--- Start ---

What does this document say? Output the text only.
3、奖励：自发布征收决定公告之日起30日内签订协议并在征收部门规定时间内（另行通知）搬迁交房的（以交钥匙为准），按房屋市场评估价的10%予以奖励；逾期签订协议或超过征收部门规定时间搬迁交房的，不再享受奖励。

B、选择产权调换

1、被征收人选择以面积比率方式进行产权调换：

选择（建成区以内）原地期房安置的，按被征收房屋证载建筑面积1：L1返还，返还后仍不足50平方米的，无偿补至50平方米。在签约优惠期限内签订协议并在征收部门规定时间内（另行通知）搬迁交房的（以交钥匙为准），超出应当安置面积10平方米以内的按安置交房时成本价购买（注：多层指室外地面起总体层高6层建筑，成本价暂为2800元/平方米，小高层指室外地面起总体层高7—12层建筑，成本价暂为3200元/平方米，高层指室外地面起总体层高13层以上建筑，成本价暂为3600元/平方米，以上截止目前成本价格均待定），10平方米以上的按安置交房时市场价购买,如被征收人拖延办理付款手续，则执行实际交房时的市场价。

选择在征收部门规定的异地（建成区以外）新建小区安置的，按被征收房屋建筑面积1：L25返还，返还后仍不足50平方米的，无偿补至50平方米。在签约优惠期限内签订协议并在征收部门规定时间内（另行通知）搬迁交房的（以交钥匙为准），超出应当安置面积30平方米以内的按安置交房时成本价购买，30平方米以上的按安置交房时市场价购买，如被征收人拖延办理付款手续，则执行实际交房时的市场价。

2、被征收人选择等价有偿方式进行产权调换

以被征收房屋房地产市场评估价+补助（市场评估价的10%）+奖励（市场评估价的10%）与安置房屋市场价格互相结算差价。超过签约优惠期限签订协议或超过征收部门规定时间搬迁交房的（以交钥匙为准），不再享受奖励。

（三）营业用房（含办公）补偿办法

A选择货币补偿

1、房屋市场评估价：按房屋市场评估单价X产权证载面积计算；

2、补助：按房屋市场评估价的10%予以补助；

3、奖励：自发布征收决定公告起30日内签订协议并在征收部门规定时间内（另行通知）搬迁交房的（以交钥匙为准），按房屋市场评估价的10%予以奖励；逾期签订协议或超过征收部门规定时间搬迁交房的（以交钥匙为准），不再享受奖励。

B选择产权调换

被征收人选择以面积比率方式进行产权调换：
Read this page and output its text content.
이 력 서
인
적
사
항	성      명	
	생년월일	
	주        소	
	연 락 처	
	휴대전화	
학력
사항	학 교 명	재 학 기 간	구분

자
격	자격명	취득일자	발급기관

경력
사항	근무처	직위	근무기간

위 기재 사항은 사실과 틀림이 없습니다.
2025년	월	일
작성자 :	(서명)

--- End ---

WHAT THIS TASK INVOLVES:
Quote, without alteration, the final stretch of the entries: the line with "Read this page and output its text content." onward to the last line.

FULL RESPONSE:
Read this page and output its text content.
이 력 서
인
적
사
항	성      명	
	생년월일	
	주        소	
	연 락 처	
	휴대전화	
학력
사항	학 교 명	재 학 기 간	구분

자
격	자격명	취득일자	발급기관

경력
사항	근무처	직위	근무기간

위 기재 사항은 사실과 틀림이 없습니다.
2025년	월	일
작성자 :	(서명)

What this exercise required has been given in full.